_Short problem_
Print every entry exactly as written.

** BEGIN **

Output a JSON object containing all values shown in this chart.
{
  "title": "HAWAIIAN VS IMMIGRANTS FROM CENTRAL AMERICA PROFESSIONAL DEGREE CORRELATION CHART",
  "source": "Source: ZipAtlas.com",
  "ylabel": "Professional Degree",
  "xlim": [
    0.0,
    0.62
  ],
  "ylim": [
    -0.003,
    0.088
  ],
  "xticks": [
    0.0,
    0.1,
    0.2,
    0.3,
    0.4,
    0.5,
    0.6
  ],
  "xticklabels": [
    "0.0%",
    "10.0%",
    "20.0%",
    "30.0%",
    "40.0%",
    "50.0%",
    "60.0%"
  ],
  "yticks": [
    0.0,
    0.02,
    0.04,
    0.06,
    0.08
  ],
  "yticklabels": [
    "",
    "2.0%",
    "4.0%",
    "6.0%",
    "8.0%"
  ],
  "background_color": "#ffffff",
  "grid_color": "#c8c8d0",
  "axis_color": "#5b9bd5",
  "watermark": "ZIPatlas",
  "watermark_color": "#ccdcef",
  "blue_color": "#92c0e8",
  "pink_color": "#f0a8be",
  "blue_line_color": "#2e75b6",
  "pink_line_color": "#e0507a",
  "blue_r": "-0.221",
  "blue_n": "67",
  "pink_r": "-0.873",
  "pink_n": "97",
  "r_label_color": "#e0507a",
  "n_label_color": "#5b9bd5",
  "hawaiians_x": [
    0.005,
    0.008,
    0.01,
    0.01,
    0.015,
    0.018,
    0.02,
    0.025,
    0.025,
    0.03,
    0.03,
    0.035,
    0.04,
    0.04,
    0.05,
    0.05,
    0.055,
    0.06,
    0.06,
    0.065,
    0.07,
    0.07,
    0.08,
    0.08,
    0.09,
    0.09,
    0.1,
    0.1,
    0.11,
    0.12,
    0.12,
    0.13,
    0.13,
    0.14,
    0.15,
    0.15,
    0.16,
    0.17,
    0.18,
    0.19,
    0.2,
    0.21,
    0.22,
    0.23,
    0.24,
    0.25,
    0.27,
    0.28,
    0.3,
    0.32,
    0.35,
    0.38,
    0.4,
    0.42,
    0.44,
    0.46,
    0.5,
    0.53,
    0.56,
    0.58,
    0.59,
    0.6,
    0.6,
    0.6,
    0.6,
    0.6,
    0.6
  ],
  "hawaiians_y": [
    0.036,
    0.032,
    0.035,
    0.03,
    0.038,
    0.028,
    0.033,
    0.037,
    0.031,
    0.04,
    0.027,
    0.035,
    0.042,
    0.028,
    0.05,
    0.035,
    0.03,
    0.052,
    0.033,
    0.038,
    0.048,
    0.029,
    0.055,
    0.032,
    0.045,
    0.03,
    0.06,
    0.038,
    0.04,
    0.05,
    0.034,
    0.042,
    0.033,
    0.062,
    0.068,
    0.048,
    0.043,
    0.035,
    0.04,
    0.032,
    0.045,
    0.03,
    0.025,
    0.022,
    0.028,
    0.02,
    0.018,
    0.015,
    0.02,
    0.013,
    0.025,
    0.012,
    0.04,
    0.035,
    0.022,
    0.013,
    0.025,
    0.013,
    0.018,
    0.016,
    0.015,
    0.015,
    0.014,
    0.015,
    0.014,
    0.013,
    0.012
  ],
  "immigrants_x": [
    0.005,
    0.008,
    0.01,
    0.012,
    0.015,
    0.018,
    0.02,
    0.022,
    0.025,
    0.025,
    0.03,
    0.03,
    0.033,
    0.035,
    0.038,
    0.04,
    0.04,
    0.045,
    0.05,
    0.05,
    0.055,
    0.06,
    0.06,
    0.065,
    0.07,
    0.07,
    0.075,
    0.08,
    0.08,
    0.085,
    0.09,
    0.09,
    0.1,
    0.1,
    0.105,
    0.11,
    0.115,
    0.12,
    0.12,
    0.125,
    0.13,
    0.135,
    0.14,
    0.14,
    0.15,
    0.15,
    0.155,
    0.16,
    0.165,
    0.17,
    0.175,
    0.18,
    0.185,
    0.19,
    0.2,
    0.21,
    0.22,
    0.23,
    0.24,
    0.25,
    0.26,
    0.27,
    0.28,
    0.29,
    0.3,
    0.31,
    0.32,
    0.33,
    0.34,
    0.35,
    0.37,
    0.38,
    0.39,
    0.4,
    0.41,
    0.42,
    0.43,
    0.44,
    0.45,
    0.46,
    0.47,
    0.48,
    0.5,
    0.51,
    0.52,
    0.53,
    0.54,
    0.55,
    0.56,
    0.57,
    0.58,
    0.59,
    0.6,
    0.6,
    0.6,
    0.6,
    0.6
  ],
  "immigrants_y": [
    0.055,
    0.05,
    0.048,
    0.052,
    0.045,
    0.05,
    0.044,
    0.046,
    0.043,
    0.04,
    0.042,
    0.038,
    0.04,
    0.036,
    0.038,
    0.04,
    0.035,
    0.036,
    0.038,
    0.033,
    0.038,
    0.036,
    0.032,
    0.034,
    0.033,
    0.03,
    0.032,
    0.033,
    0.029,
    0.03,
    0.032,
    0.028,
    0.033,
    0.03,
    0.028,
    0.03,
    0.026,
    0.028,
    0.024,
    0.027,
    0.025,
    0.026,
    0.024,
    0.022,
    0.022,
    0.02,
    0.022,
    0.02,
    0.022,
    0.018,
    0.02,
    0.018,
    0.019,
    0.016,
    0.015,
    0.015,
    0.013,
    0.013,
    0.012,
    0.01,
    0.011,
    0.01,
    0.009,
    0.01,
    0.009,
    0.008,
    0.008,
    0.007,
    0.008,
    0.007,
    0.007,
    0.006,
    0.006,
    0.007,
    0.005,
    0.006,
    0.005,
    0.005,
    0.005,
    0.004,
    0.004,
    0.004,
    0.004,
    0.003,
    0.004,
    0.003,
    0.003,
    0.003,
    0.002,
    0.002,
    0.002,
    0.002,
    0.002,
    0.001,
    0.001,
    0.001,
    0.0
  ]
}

** END **

_Result_
Output a JSON object containing all values shown in this chart.
{
  "title": "HAWAIIAN VS IMMIGRANTS FROM CENTRAL AMERICA PROFESSIONAL DEGREE CORRELATION CHART",
  "source": "Source: ZipAtlas.com",
  "ylabel": "Professional Degree",
  "xlim": [
    0.0,
    0.62
  ],
  "ylim": [
    -0.003,
    0.088
  ],
  "xticks": [
    0.0,
    0.1,
    0.2,
    0.3,
    0.4,
    0.5,
    0.6
  ],
  "xticklabels": [
    "0.0%",
    "10.0%",
    "20.0%",
    "30.0%",
    "40.0%",
    "50.0%",
    "60.0%"
  ],
  "yticks": [
    0.0,
    0.02,
    0.04,
    0.06,
    0.08
  ],
  "yticklabels": [
    "",
    "2.0%",
    "4.0%",
    "6.0%",
    "8.0%"
  ],
  "background_color": "#ffffff",
  "grid_color": "#c8c8d0",
  "axis_color": "#5b9bd5",
  "watermark": "ZIPatlas",
  "watermark_color": "#ccdcef",
  "blue_color": "#92c0e8",
  "pink_color": "#f0a8be",
  "blue_line_color": "#2e75b6",
  "pink_line_color": "#e0507a",
  "blue_r": "-0.221",
  "blue_n": "67",
  "pink_r": "-0.873",
  "pink_n": "97",
  "r_label_color": "#e0507a",
  "n_label_color": "#5b9bd5",
  "hawaiians_x": [
    0.005,
    0.008,
    0.01,
    0.01,
    0.015,
    0.018,
    0.02,
    0.025,
    0.025,
    0.03,
    0.03,
    0.035,
    0.04,
    0.04,
    0.05,
    0.05,
    0.055,
    0.06,
    0.06,
    0.065,
    0.07,
    0.07,
    0.08,
    0.08,
    0.09,
    0.09,
    0.1,
    0.1,
    0.11,
    0.12,
    0.12,
    0.13,
    0.13,
    0.14,
    0.15,
    0.15,
    0.16,
    0.17,
    0.18,
    0.19,
    0.2,
    0.21,
    0.22,
    0.23,
    0.24,
    0.25,
    0.27,
    0.28,
    0.3,
    0.32,
    0.35,
    0.38,
    0.4,
    0.42,
    0.44,
    0.46,
    0.5,
    0.53,
    0.56,
    0.58,
    0.59,
    0.6,
    0.6,
    0.6,
    0.6,
    0.6,
    0.6
  ],
  "hawaiians_y": [
    0.036,
    0.032,
    0.035,
    0.03,
    0.038,
    0.028,
    0.033,
    0.037,
    0.031,
    0.04,
    0.027,
    0.035,
    0.042,
    0.028,
    0.05,
    0.035,
    0.03,
    0.052,
    0.033,
    0.038,
    0.048,
    0.029,
    0.055,
    0.032,
    0.045,
    0.03,
    0.06,
    0.038,
    0.04,
    0.05,
    0.034,
    0.042,
    0.033,
    0.062,
    0.068,
    0.048,
    0.043,
    0.035,
    0.04,
    0.032,
    0.045,
    0.03,
    0.025,
    0.022,
    0.028,
    0.02,
    0.018,
    0.015,
    0.02,
    0.013,
    0.025,
    0.012,
    0.04,
    0.035,
    0.022,
    0.013,
    0.025,
    0.013,
    0.018,
    0.016,
    0.015,
    0.015,
    0.014,
    0.015,
    0.014,
    0.013,
    0.012
  ],
  "immigrants_x": [
    0.005,
    0.008,
    0.01,
    0.012,
    0.015,
    0.018,
    0.02,
    0.022,
    0.025,
    0.025,
    0.03,
    0.03,
    0.033,
    0.035,
    0.038,
    0.04,
    0.04,
    0.045,
    0.05,
    0.05,
    0.055,
    0.06,
    0.06,
    0.065,
    0.07,
    0.07,
    0.075,
    0.08,
    0.08,
    0.085,
    0.09,
    0.09,
    0.1,
    0.1,
    0.105,
    0.11,
    0.115,
    0.12,
    0.12,
    0.125,
    0.13,
    0.135,
    0.14,
    0.14,
    0.15,
    0.15,
    0.155,
    0.16,
    0.165,
    0.17,
    0.175,
    0.18,
    0.185,
    0.19,
    0.2,
    0.21,
    0.22,
    0.23,
    0.24,
    0.25,
    0.26,
    0.27,
    0.28,
    0.29,
    0.3,
    0.31,
    0.32,
    0.33,
    0.34,
    0.35,
    0.37,
    0.38,
    0.39,
    0.4,
    0.41,
    0.42,
    0.43,
    0.44,
    0.45,
    0.46,
    0.47,
    0.48,
    0.5,
    0.51,
    0.52,
    0.53,
    0.54,
    0.55,
    0.56,
    0.57,
    0.58,
    0.59,
    0.6,
    0.6,
    0.6,
    0.6,
    0.6
  ],
  "immigrants_y": [
    0.055,
    0.05,
    0.048,
    0.052,
    0.045,
    0.05,
    0.044,
    0.046,
    0.043,
    0.04,
    0.042,
    0.038,
    0.04,
    0.036,
    0.038,
    0.04,
    0.035,
    0.036,
    0.038,
    0.033,
    0.038,
    0.036,
    0.032,
    0.034,
    0.033,
    0.03,
    0.032,
    0.033,
    0.029,
    0.03,
    0.032,
    0.028,
    0.033,
    0.03,
    0.028,
    0.03,
    0.026,
    0.028,
    0.024,
    0.027,
    0.025,
    0.026,
    0.024,
    0.022,
    0.022,
    0.02,
    0.022,
    0.02,
    0.022,
    0.018,
    0.02,
    0.018,
    0.019,
    0.016,
    0.015,
    0.015,
    0.013,
    0.013,
    0.012,
    0.01,
    0.011,
    0.01,
    0.009,
    0.01,
    0.009,
    0.008,
    0.008,
    0.007,
    0.008,
    0.007,
    0.007,
    0.006,
    0.006,
    0.007,
    0.005,
    0.006,
    0.005,
    0.005,
    0.005,
    0.004,
    0.004,
    0.004,
    0.004,
    0.003,
    0.004,
    0.003,
    0.003,
    0.003,
    0.002,
    0.002,
    0.002,
    0.002,
    0.002,
    0.001,
    0.001,
    0.001,
    0.0
  ]
}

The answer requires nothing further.